:: STATED EXERCISE ::
Restate every line of the material, word for word.

(Extracted data entries)
-*-
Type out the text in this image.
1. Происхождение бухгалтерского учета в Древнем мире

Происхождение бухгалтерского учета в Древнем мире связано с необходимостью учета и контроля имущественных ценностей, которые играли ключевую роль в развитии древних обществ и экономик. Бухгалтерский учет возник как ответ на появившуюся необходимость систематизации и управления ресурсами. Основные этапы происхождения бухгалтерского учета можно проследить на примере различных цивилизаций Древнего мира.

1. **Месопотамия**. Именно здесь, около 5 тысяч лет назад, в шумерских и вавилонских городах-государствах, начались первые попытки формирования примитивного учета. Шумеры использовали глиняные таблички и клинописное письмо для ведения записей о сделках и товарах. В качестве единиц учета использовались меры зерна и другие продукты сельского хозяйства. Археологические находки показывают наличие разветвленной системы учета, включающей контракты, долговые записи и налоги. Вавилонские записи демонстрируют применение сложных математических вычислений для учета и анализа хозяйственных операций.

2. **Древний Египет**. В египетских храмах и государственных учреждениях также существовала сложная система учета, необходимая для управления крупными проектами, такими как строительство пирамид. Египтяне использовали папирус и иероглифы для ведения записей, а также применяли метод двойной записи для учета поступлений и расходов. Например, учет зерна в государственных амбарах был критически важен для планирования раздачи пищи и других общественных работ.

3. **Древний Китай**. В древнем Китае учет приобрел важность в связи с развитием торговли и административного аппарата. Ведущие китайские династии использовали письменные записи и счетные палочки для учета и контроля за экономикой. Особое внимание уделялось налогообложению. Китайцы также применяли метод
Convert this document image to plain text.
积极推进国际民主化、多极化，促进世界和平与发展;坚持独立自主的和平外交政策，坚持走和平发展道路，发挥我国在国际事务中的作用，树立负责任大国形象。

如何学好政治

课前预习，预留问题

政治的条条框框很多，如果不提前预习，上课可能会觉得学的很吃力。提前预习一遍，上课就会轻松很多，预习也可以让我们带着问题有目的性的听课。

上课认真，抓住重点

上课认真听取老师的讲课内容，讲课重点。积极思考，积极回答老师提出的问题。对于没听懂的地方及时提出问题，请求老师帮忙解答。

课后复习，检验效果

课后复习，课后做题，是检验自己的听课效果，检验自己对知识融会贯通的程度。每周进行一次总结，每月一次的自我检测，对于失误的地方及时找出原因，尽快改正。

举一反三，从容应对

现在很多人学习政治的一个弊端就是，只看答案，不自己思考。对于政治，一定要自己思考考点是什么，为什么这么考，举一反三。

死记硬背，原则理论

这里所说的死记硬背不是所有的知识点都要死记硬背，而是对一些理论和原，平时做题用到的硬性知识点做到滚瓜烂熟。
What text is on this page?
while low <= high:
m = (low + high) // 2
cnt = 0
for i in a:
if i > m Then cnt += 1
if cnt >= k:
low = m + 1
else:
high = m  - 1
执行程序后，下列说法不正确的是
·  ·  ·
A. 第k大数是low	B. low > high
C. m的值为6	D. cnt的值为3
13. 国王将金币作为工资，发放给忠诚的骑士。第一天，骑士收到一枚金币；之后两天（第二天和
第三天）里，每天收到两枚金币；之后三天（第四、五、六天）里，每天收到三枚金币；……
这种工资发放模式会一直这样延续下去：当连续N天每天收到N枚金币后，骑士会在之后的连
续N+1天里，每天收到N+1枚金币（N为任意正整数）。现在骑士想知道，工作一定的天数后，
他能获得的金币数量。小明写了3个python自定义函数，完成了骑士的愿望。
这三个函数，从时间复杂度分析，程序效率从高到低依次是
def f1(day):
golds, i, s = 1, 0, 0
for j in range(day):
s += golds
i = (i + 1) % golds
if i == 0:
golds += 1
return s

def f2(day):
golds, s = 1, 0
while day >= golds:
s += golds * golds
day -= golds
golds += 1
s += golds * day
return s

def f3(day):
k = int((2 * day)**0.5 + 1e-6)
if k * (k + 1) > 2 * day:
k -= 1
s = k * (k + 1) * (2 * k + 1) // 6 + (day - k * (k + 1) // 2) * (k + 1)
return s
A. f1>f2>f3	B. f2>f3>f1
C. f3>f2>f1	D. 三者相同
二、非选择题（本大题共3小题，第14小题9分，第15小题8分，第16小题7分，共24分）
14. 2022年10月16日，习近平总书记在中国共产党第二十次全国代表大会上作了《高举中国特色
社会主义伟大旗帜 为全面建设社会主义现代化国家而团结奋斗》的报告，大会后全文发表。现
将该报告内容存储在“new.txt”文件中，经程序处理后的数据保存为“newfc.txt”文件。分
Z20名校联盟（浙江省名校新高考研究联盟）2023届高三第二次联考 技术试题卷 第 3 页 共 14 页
-*-
:: SOLUTION TO THIS PROBLEM ::
Type out the text in this image.
1. Происхождение бухгалтерского учета в Древнем мире

Происхождение бухгалтерского учета в Древнем мире связано с необходимостью учета и контроля имущественных ценностей, которые играли ключевую роль в развитии древних обществ и экономик. Бухгалтерский учет возник как ответ на появившуюся необходимость систематизации и управления ресурсами. Основные этапы происхождения бухгалтерского учета можно проследить на примере различных цивилизаций Древнего мира.

1. **Месопотамия**. Именно здесь, около 5 тысяч лет назад, в шумерских и вавилонских городах-государствах, начались первые попытки формирования примитивного учета. Шумеры использовали глиняные таблички и клинописное письмо для ведения записей о сделках и товарах. В качестве единиц учета использовались меры зерна и другие продукты сельского хозяйства. Археологические находки показывают наличие разветвленной системы учета, включающей контракты, долговые записи и налоги. Вавилонские записи демонстрируют применение сложных математических вычислений для учета и анализа хозяйственных операций.

2. **Древний Египет**. В египетских храмах и государственных учреждениях также существовала сложная система учета, необходимая для управления крупными проектами, такими как строительство пирамид. Египтяне использовали папирус и иероглифы для ведения записей, а также применяли метод двойной записи для учета поступлений и расходов. Например, учет зерна в государственных амбарах был критически важен для планирования раздачи пищи и других общественных работ.

3. **Древний Китай**. В древнем Китае учет приобрел важность в связи с развитием торговли и административного аппарата. Ведущие китайские династии использовали письменные записи и счетные палочки для учета и контроля за экономикой. Особое внимание уделялось налогообложению. Китайцы также применяли метод
Convert this document image to plain text.
积极推进国际民主化、多极化，促进世界和平与发展;坚持独立自主的和平外交政策，坚持走和平发展道路，发挥我国在国际事务中的作用，树立负责任大国形象。

如何学好政治

课前预习，预留问题

政治的条条框框很多，如果不提前预习，上课可能会觉得学的很吃力。提前预习一遍，上课就会轻松很多，预习也可以让我们带着问题有目的性的听课。

上课认真，抓住重点

上课认真听取老师的讲课内容，讲课重点。积极思考，积极回答老师提出的问题。对于没听懂的地方及时提出问题，请求老师帮忙解答。

课后复习，检验效果

课后复习，课后做题，是检验自己的听课效果，检验自己对知识融会贯通的程度。每周进行一次总结，每月一次的自我检测，对于失误的地方及时找出原因，尽快改正。

举一反三，从容应对

现在很多人学习政治的一个弊端就是，只看答案，不自己思考。对于政治，一定要自己思考考点是什么，为什么这么考，举一反三。

死记硬背，原则理论

这里所说的死记硬背不是所有的知识点都要死记硬背，而是对一些理论和原，平时做题用到的硬性知识点做到滚瓜烂熟。
What text is on this page?
while low <= high:
m = (low + high) // 2
cnt = 0
for i in a:
if i > m Then cnt += 1
if cnt >= k:
low = m + 1
else:
high = m  - 1
执行程序后，下列说法不正确的是
·  ·  ·
A. 第k大数是low	B. low > high
C. m的值为6	D. cnt的值为3
13. 国王将金币作为工资，发放给忠诚的骑士。第一天，骑士收到一枚金币；之后两天（第二天和
第三天）里，每天收到两枚金币；之后三天（第四、五、六天）里，每天收到三枚金币；……
这种工资发放模式会一直这样延续下去：当连续N天每天收到N枚金币后，骑士会在之后的连
续N+1天里，每天收到N+1枚金币（N为任意正整数）。现在骑士想知道，工作一定的天数后，
他能获得的金币数量。小明写了3个python自定义函数，完成了骑士的愿望。
这三个函数，从时间复杂度分析，程序效率从高到低依次是
def f1(day):
golds, i, s = 1, 0, 0
for j in range(day):
s += golds
i = (i + 1) % golds
if i == 0:
golds += 1
return s

def f2(day):
golds, s = 1, 0
while day >= golds:
s += golds * golds
day -= golds
golds += 1
s += golds * day
return s

def f3(day):
k = int((2 * day)**0.5 + 1e-6)
if k * (k + 1) > 2 * day:
k -= 1
s = k * (k + 1) * (2 * k + 1) // 6 + (day - k * (k + 1) // 2) * (k + 1)
return s
A. f1>f2>f3	B. f2>f3>f1
C. f3>f2>f1	D. 三者相同
二、非选择题（本大题共3小题，第14小题9分，第15小题8分，第16小题7分，共24分）
14. 2022年10月16日，习近平总书记在中国共产党第二十次全国代表大会上作了《高举中国特色
社会主义伟大旗帜 为全面建设社会主义现代化国家而团结奋斗》的报告，大会后全文发表。现
将该报告内容存储在“new.txt”文件中，经程序处理后的数据保存为“newfc.txt”文件。分
Z20名校联盟（浙江省名校新高考研究联盟）2023届高三第二次联考 技术试题卷 第 3 页 共 14 页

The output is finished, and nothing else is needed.